Task brief —
Among the lines below, list those containing the string "Document".

Recorded information —
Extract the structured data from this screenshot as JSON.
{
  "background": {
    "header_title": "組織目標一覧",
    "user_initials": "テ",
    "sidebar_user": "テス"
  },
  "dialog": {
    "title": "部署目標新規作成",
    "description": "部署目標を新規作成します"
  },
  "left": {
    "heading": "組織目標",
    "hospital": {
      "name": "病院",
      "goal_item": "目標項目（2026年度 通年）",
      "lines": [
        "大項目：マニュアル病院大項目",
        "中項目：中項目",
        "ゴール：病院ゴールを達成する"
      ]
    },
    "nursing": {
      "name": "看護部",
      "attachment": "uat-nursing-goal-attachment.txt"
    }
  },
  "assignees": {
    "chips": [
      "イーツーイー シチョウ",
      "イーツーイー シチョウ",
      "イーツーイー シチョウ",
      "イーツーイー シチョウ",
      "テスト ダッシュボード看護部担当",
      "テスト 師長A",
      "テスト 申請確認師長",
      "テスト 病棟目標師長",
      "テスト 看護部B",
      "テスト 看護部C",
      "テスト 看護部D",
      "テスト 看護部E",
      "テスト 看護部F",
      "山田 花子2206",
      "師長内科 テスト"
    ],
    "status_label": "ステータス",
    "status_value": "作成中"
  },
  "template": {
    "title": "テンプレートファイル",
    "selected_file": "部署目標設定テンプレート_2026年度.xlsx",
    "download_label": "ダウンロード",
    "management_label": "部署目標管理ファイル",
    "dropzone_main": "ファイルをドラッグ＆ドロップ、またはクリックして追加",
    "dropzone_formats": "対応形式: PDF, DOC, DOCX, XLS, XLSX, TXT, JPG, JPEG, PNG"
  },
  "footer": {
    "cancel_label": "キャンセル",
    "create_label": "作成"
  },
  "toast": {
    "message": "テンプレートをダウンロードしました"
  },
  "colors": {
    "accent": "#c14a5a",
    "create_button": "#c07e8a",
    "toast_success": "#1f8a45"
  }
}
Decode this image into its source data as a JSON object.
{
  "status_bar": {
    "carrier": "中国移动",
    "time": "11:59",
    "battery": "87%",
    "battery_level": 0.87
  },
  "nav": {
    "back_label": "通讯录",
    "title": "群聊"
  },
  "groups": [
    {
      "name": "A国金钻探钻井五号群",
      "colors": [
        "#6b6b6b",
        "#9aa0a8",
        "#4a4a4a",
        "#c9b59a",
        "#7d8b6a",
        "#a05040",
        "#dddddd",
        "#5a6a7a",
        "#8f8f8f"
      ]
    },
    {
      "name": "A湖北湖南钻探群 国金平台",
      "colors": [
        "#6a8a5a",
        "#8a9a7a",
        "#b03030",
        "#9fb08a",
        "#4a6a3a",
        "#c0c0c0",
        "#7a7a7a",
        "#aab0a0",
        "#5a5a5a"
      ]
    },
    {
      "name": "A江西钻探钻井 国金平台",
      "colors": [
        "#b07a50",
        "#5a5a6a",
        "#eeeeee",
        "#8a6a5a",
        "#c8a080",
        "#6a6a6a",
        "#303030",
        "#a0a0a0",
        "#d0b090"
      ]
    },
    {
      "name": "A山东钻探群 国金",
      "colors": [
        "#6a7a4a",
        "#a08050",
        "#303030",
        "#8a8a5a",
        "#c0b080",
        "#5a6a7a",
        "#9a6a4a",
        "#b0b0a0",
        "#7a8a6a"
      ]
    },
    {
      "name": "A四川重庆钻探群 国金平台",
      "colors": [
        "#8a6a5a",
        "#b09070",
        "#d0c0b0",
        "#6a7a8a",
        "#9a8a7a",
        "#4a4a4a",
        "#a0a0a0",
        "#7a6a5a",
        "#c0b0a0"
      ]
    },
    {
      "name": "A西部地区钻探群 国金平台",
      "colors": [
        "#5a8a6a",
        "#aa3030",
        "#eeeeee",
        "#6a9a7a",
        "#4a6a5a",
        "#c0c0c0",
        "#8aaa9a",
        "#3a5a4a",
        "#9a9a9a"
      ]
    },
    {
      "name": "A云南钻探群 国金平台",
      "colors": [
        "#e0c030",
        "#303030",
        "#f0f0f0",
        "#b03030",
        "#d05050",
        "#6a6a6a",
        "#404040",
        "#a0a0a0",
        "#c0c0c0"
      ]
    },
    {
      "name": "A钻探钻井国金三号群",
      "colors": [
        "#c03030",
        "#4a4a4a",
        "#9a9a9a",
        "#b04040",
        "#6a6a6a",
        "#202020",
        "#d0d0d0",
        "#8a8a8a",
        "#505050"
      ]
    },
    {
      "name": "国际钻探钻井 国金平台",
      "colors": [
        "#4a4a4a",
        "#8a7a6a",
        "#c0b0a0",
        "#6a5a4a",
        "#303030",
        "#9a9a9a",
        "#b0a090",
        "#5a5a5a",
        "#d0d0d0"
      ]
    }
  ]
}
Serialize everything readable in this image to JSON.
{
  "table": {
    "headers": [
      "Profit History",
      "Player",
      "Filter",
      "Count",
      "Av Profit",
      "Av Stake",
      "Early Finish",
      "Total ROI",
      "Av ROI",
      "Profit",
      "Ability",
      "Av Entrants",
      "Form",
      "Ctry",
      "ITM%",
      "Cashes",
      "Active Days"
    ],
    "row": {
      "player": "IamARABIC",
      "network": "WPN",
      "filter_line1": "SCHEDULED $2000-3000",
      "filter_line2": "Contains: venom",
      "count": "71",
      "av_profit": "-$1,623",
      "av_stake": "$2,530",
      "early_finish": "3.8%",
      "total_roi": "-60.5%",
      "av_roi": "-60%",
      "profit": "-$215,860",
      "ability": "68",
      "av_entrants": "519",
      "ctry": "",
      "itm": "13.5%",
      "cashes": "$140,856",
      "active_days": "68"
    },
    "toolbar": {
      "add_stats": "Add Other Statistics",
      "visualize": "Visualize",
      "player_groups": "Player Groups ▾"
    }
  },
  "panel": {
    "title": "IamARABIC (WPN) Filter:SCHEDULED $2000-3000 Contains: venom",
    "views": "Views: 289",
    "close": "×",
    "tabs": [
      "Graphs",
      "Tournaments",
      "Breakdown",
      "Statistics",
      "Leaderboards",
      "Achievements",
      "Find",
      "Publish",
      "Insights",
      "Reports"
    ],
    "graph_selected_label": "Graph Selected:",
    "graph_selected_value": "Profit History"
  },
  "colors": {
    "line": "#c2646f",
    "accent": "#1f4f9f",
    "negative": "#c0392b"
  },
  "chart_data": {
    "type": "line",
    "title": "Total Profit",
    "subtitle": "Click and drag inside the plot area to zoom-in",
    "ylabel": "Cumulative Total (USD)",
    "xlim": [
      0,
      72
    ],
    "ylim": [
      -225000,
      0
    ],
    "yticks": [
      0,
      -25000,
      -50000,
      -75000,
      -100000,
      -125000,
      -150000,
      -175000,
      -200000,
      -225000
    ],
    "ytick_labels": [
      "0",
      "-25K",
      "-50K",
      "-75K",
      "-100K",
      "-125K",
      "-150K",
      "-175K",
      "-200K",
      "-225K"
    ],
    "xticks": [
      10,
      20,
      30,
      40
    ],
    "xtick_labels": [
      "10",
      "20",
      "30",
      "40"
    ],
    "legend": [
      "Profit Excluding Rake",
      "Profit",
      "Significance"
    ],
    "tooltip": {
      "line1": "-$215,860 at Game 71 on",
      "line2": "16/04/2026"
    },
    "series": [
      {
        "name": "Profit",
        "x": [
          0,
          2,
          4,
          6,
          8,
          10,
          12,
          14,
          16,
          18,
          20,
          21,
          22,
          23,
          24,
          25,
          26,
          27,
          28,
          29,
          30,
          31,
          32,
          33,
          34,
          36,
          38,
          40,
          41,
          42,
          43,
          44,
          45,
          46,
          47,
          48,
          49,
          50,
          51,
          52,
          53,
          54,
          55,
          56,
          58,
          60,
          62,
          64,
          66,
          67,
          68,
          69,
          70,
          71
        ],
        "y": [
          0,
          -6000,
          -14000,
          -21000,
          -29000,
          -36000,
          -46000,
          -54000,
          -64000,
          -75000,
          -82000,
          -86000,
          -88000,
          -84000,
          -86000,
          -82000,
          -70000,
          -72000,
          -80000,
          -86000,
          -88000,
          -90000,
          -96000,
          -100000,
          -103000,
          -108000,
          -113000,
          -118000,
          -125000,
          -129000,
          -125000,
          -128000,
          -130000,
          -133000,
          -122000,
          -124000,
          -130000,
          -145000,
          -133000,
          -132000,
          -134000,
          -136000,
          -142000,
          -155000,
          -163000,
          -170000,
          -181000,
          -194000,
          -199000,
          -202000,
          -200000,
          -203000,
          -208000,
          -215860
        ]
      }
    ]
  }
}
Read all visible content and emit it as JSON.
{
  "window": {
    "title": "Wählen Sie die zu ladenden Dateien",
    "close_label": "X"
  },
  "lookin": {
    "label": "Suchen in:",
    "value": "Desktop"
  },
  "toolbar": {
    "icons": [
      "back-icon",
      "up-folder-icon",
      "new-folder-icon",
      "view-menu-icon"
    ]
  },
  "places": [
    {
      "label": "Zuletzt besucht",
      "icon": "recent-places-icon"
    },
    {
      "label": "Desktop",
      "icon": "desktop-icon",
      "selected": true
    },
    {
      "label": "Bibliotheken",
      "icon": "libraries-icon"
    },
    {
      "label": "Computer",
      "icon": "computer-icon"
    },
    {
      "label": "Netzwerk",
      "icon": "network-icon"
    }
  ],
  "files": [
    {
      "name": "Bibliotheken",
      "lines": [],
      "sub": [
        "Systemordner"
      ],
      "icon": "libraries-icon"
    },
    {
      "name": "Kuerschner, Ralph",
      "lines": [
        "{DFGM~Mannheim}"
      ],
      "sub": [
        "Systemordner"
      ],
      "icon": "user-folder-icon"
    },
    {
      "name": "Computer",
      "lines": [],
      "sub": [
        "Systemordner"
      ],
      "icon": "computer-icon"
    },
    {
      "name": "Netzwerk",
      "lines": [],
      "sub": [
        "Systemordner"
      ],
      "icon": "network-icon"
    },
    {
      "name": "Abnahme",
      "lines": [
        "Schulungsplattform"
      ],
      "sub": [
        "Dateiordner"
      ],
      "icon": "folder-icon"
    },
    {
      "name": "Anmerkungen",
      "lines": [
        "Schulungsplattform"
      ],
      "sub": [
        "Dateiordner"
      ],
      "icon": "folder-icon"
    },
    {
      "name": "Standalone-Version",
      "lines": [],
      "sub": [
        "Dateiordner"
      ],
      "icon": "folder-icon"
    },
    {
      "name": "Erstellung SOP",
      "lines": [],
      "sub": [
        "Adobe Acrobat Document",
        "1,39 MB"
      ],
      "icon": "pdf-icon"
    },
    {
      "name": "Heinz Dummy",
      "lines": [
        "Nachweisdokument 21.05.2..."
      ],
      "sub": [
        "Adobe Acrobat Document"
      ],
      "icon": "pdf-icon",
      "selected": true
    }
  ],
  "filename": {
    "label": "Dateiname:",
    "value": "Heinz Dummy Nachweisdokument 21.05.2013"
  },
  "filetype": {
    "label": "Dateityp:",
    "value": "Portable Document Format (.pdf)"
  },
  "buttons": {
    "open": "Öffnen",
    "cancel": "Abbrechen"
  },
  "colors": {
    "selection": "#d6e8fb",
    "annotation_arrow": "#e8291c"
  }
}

Exercise solution —
        "Adobe Acrobat Document",
        "Adobe Acrobat Document"
    "value": "Portable Document Format (.pdf)"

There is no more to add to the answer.